Data items:

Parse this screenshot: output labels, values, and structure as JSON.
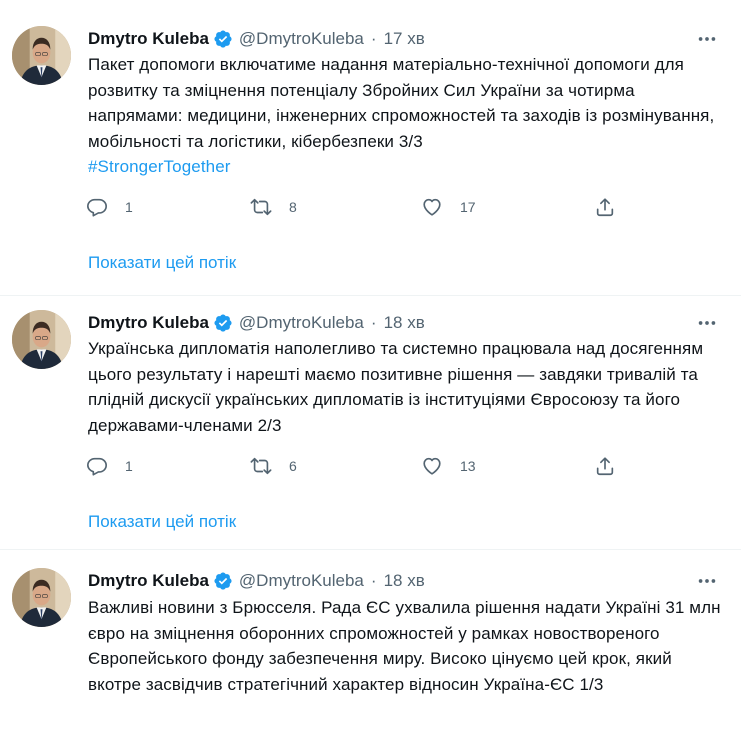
{
  "tweets": [
    {
      "author_name": "Dmytro Kuleba",
      "handle": "@DmytroKuleba",
      "separator": "·",
      "time": "17 хв",
      "text": "Пакет допомоги включатиме надання матеріально-технічної допомоги для розвитку та зміцнення потенціалу Збройних Сил України за чотирма напрямами: медицини, інженерних спроможностей та заходів із розмінування, мобільності та логістики, кібербезпеки 3/3",
      "hashtag": "#StrongerTogether",
      "replies": "1",
      "retweets": "8",
      "likes": "17",
      "thread_link": "Показати цей потік"
    },
    {
      "author_name": "Dmytro Kuleba",
      "handle": "@DmytroKuleba",
      "separator": "·",
      "time": "18 хв",
      "text": "Українська дипломатія наполегливо та системно працювала над досягенням цього результату і нарешті маємо позитивне рішення — завдяки тривалій та плідній дискусії українських дипломатів із інституціями Євросоюзу та його державами-членами 2/3",
      "replies": "1",
      "retweets": "6",
      "likes": "13",
      "thread_link": "Показати цей потік"
    },
    {
      "author_name": "Dmytro Kuleba",
      "handle": "@DmytroKuleba",
      "separator": "·",
      "time": "18 хв",
      "text": "Важливі новини з Брюсселя. Рада ЄС ухвалила рішення надати Україні 31 млн євро на зміцнення оборонних спроможностей у рамках новоствореного Європейського фонду забезпечення миру. Високо цінуємо цей крок, який вкотре засвідчив стратегічний характер відносин Україна-ЄС 1/3"
    }
  ],
  "icons": {
    "verified": "verified-badge-icon",
    "more": "more-options-icon",
    "reply": "reply-icon",
    "retweet": "retweet-icon",
    "like": "like-icon",
    "share": "share-icon"
  },
  "colors": {
    "accent": "#1d9bf0",
    "text": "#0f1419",
    "secondary": "#536471",
    "border": "#eff3f4"
  }
}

• _YOUR TASK_:
Pick out the lines that contain "зміцнення" and copy them.

• _THE RESULT_:
      "text": "Пакет допомоги включатиме надання матеріально-технічної допомоги для розвитку та зміцнення потенціалу Збройних Сил України за чотирма напрямами: медицини, інженерних спроможностей та заходів із розмінування, мобільності та логістики, кібербезпеки 3/3",
      "text": "Важливі новини з Брюсселя. Рада ЄС ухвалила рішення надати Україні 31 млн євро на зміцнення оборонних спроможностей у рамках новоствореного Європейського фонду забезпечення миру. Високо цінуємо цей крок, який вкотре засвідчив стратегічний характер відносин Україна-ЄС 1/3"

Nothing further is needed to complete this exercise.